== Provided text

Below, you’ll find a quick list of real, results driving practices that are free to explore and readily a part of your self-preservation toolbox already :)

Self Efficacy

Self efficacy is a belief that you can persevere. We are able to adapt through the constant process of learning, failing, recounting, and realigning to attempt better outcomes. When we are inundated with imagery that reflects the oxymoron that everyone else is okay and succeeding alongside the impossibility of making ends meet in this current capitalist culture, the essence of self efficacy is harder to adopt.

Us believing that we can persist, regardless of past failures, is a manifestation of “the american dream”. As an institution, America was founded on the backs of othering, subversion, and abuse. The American dream was established for the folks who reaped the rewards of the systematic subjugation and abuse of anyone else who didn’t fit that mold. Due to the deep seated fractures in our current state of things, self efficacy became a privilege only affirmed for the few that were given the advantage of believing that they could.

The brain constructs its reality based on continually confirmed behaviors by the folks who rear you and the community that you’re brought up in. These realities create a unique system of optimization for resources that the command center needs to survive each day. At this point in late-stage capitalism, we are all targeted by strategic marketing boosted by research that has proven the mechanisms for human behavior. Us believing that we can persevere is something that disrupts the system enough- not all can, otherwise the system will collapse. It wasn’t built for one-for-all.

When your systems optimization methods don’t quite mesh well with practices that will yield positive results, it takes an extra effort to unlearn and relearn in a new way. Humans who are categorically kept from equal access are immediately at a disadvantage from believing that they can. It’s exhausting. Now that megacorporations have the research and the tools to keep us looking away from the “man behind the curtain”, our global sense of self-efficacy feels at-risk.

To recenter yourself and your outcomes, consider all of the trials you’ve overcome so far. When you find yourself in a rut, return to examples of times that you’ve felt the same and ended up with a positive outcome. Persistence doesn’t have to be grandiose, it can be simply getting up and completing the intentions for the day when you were particularly dark, ya know? Wins are wins, you’ve made it this far, and you can keep making it onward as a result.

Agency

A sense of agency, I believe, is our easy act of revolution. Agency is our sense of self-determination. When we feel “agency”, we see ourselves in the driver’s seat. We are the director, the performer, and the audience determining the success of the performance. Our agency is taken from us when we’re constantly inundated with messaging that leaves us feeling helpless. Whether it’s content that we directly engage with or the sounds, sites, and sensations that surround us regularly, it’s easy to have taken when we’re most vulnerable.

====

■ **Tasks and exercises**
1. Decide whether each statement agrees with the passage on self efficacy and agency, answering yes or no and quoting the text that decides it: (a) Self efficacy is described as a belief that you can persevere. (b) Agency is described as our sense of self-determination. (c) Persistence is said to need to be grandiose.
2. What does the passage on self efficacy and agency call a sense of agency?
3. Continue the passage on self efficacy and agency from the point where it stops.
The data is separate material and has no connection to the passage on self efficacy and agency.

== Dataset extract

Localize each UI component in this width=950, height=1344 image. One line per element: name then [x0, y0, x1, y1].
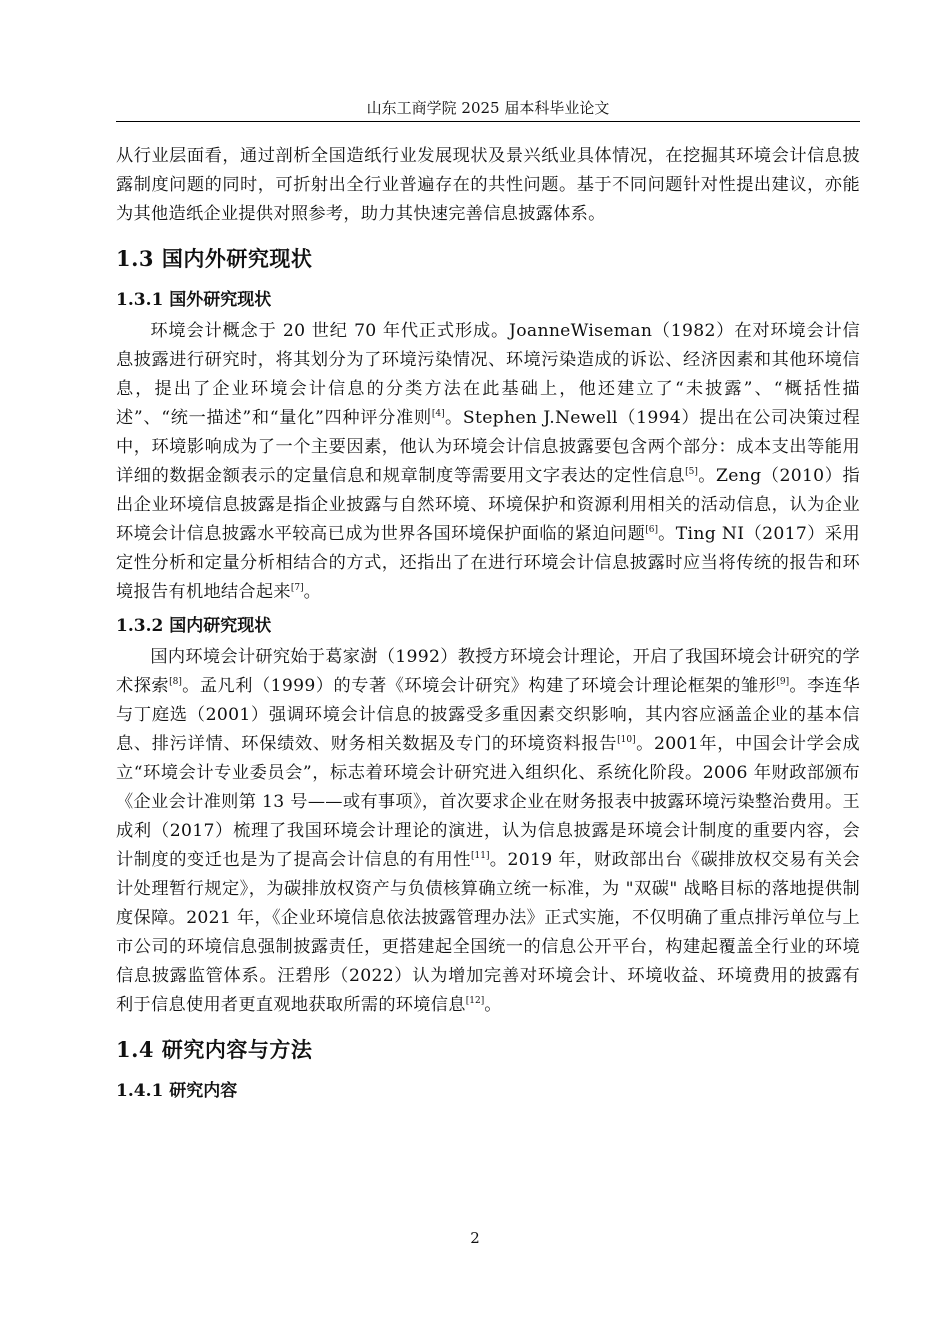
foreign-research-paragraph	[116, 317, 860, 607]
domestic-text-6: 。	[484, 995, 502, 1015]
page-body	[116, 142, 860, 1108]
running-header: 山东工商学院 2025 届本科毕业论文	[366, 99, 610, 117]
intro-paragraph: 从行业层面看，通过剖析全国造纸行业发展现状及景兴纸业具体情况，在挖掘其环境会计信息披露制度问题的同时，可折射出全行业普遍存在的共性问题。基于不同问题针对性提出建议，亦能为其他造纸企业提供对照参考，助力其快速完善信息披露体系。	[116, 146, 860, 224]
citation-7: [7]	[290, 583, 304, 593]
citation-12: [12]	[465, 996, 485, 1006]
citation-4: [4]	[431, 409, 445, 419]
citation-8: [8]	[169, 677, 182, 687]
foreign-text-4: 。Ting NI（2017）采用定性分析和定量分析相结合的方式，还指出了在进行环境会计信息披露时应当将传统的报告和环境报告有机地结合起来	[116, 524, 860, 602]
domestic-text-3: 。李连华与丁庭选（2001）强调环境会计信息的披露受多重因素交织影响，其内容应涵盖企业的基本信息、排污详情、环保绩效、财务相关数据及专门的环境资料报告	[116, 676, 860, 754]
subsection-heading-1-3-1: 1.3.1 国外研究现状	[116, 290, 272, 310]
subsection-heading-1-4-1: 1.4.1 研究内容	[116, 1081, 238, 1101]
domestic-research-paragraph	[116, 643, 860, 1020]
domestic-text-1: 国内环境会计研究始于葛家澍（1992）教授方环境会计理论，开启了我国环境会计研究的学术探索	[116, 647, 860, 696]
domestic-text-2: 。孟凡利（1999）的专著《环境会计研究》构建了环境会计理论框架的雏形	[181, 676, 777, 696]
subsection-heading-1-3-2: 1.3.2 国内研究现状	[116, 616, 272, 636]
citation-11: [11]	[471, 851, 490, 861]
citation-6: [6]	[645, 525, 658, 535]
foreign-text-1: 环境会计概念于 20 世纪 70 年代正式形成。JoanneWiseman（1982）在对环境会计信息披露进行研究时，将其划分为了环境污染情况、环境污染造成的诉讼、经济因素和其他环境信息，提出了企业环境会计信息的分类方法在此基础上，他还建立了“未披露”、“概括性描述”、“统一描述”和“量化”四种评分准则	[116, 321, 860, 428]
domestic-text-5: 。2019 年，财政部出台《碳排放权交易有关会计处理暂行规定》，为碳排放权资产与负债核算确立统一标准，为 "双碳" 战略目标的落地提供制度保障。2021 年，《企业环境信息依法披露管理办法》正式实施，不仅明确了重点排污单位与上市公司的环境信息强制披露责任，更搭建起全国统一的信息公开平台，构建起覆盖全行业的环境信息披露监管体系。汪碧彤（2022）认为增加完善对环境会计、环境收益、环境费用的披露有利于信息使用者更直观地获取所需的环境信息	[116, 850, 860, 1015]
foreign-text-5: 。	[303, 582, 322, 602]
header-rule	[116, 121, 860, 122]
citation-9: [9]	[776, 677, 790, 687]
citation-10: [10]	[617, 735, 636, 745]
citation-5: [5]	[685, 467, 698, 477]
section-heading-1-3: 1.3 国内外研究现状	[116, 246, 313, 271]
page-number: 2	[470, 1229, 480, 1247]
section-heading-1-4: 1.4 研究内容与方法	[116, 1037, 313, 1062]
foreign-text-2: 。Stephen J.Newell（1994）提出在公司决策过程中，环境影响成为了一个主要因素，他认为环境会计信息披露要包含两个部分：成本支出等能用详细的数据金额表示的定量信息和规章制度等需要用文字表达的定性信息	[116, 408, 861, 486]
domestic-text-4: 。2001年，中国会计学会成立“环境会计专业委员会”，标志着环境会计研究进入组织化、系统化阶段。2006 年财政部颁布《企业会计准则第 13 号——或有事项》，首次要求企业在财务报表中披露环境污染整治费用。王成利（2017）梳理了我国环境会计理论的演进，认为信息披露是环境会计制度的重要内容，会计制度的变迁也是为了提高会计信息的有用性	[116, 734, 860, 870]
foreign-text-3: 。Zeng（2010）指出企业环境信息披露是指企业披露与自然环境、环境保护和资源利用相关的活动信息，认为企业环境会计信息披露水平较高已成为世界各国环境保护面临的紧迫问题	[116, 466, 860, 544]
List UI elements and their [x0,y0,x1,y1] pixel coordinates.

====

■ **Results for the exercise**
1.
(a) Yes: "Self efficacy is a belief that you can persevere."
(b) Yes: "Agency is our sense of self-determination."
(c) No: "Persistence doesn’t have to be grandiose"

2. Our easy act of revolution.

3.
Us reclaiming our sense of agency is us returning to our roots, serving our needs, and standing in our power. We aren’t ideal consumers when we are in our skin, on our feet, and thriving. We are sold on dreams that we’re told to have, and encouraged to match and outdo our peers in the rat race for attention. Not only do we need to carry the burden of the daily stress of showing up right, we also end up exhausted in our pursuit of some ideal that we believe we need to experience.

We can begin to reclaim our sense of agency from within. Our thoughts become our words which are spoken into action which persist as habits and we leave this earthly form by way of the legacy that those actions have left. When I’m feeling particularly disempowered, I’ll imagine my perfect day. “Your Perfect Day” exercise is meant to inspire the steps necessary to get you from the moment you’re in and to motivate you towards just where you can go. Imagine your perfect day, take note of the sounds, the locations, the feelings, and (most importantly) the actions that you take to make that day most perfect. How do you get there? What can you do this month, this week, this day to realize that dream? That’s action, that’s agency. Uncontrollables aside, knowing just how much you can influence your outcomes is addictive.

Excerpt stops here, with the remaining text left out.